--- begin Raw data ---

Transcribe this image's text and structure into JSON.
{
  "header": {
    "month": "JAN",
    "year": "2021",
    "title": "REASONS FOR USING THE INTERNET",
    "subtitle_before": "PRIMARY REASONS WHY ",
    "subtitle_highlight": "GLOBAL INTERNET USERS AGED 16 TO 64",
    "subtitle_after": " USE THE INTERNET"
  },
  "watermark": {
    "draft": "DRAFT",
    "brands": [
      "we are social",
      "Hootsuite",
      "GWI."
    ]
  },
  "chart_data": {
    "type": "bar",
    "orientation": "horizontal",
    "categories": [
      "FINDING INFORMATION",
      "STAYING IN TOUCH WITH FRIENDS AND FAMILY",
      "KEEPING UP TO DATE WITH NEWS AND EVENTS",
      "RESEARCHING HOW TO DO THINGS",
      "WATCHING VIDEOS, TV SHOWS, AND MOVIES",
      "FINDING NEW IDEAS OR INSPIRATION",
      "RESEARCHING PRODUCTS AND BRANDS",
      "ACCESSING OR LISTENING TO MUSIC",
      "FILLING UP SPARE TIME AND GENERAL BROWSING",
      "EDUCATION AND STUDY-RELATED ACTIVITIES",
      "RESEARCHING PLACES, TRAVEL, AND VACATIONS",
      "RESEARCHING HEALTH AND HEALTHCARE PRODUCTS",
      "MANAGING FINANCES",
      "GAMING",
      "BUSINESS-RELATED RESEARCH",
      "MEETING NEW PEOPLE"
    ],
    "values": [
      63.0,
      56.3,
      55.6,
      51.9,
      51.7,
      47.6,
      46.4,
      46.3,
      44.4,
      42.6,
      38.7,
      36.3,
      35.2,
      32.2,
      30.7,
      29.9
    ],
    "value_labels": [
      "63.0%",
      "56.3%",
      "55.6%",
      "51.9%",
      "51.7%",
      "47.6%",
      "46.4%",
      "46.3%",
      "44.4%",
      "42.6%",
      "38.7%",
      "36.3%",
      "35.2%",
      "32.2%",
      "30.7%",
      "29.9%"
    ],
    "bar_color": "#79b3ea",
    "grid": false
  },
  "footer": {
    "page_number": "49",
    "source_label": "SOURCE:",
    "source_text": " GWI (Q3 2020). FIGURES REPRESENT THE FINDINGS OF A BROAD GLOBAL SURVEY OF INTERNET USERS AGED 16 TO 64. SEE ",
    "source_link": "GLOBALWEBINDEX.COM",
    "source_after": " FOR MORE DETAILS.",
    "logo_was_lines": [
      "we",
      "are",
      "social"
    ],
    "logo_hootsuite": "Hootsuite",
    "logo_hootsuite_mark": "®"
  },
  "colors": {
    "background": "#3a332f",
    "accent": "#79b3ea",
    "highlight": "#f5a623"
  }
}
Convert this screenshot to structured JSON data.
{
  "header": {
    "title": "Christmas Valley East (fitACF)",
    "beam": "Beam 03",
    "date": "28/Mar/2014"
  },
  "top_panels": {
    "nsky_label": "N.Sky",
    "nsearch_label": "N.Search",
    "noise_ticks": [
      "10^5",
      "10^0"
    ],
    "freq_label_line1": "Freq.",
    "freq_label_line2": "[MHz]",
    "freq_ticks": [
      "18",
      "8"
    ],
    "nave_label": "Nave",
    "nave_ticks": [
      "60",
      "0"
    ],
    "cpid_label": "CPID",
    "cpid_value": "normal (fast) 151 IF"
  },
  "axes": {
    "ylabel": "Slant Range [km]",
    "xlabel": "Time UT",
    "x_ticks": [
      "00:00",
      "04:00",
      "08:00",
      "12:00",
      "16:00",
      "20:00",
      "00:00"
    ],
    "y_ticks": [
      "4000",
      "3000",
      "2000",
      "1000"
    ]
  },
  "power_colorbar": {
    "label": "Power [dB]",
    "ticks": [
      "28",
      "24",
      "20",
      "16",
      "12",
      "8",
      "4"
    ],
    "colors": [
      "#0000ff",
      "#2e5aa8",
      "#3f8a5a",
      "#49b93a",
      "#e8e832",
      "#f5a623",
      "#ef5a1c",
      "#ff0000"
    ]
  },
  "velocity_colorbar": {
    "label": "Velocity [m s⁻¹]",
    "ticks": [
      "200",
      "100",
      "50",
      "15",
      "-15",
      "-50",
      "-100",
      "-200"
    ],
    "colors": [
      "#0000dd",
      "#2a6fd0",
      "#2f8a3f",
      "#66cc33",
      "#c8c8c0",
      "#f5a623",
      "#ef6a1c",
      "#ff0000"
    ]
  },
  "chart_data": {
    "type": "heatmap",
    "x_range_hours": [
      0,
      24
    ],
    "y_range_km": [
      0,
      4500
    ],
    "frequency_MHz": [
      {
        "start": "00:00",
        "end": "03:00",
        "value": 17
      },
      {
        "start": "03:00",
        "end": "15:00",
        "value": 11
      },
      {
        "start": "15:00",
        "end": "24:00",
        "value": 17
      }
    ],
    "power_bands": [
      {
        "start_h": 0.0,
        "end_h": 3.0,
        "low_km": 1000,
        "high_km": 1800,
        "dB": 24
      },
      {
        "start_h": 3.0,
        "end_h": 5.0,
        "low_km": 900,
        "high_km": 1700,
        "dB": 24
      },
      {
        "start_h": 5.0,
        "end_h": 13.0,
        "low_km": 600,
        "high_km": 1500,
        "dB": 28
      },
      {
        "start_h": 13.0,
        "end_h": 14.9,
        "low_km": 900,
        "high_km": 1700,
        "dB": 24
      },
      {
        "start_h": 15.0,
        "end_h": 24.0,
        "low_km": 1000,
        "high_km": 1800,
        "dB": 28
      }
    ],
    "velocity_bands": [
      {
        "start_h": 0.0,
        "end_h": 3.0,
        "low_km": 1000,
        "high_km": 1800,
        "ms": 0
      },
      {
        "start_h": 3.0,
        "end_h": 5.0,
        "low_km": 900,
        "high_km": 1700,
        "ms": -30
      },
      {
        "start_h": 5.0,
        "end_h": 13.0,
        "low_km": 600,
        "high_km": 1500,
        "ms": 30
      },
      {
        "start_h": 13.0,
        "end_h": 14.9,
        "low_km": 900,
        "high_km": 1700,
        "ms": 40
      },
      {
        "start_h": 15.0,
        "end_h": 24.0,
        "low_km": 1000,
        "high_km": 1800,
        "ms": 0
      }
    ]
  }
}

--- end Raw data ---

Pull out every line holding "this" from the records above, and copy it.

• _Response_:
Transcribe this image's text and structure into JSON.
Convert this screenshot to structured JSON data.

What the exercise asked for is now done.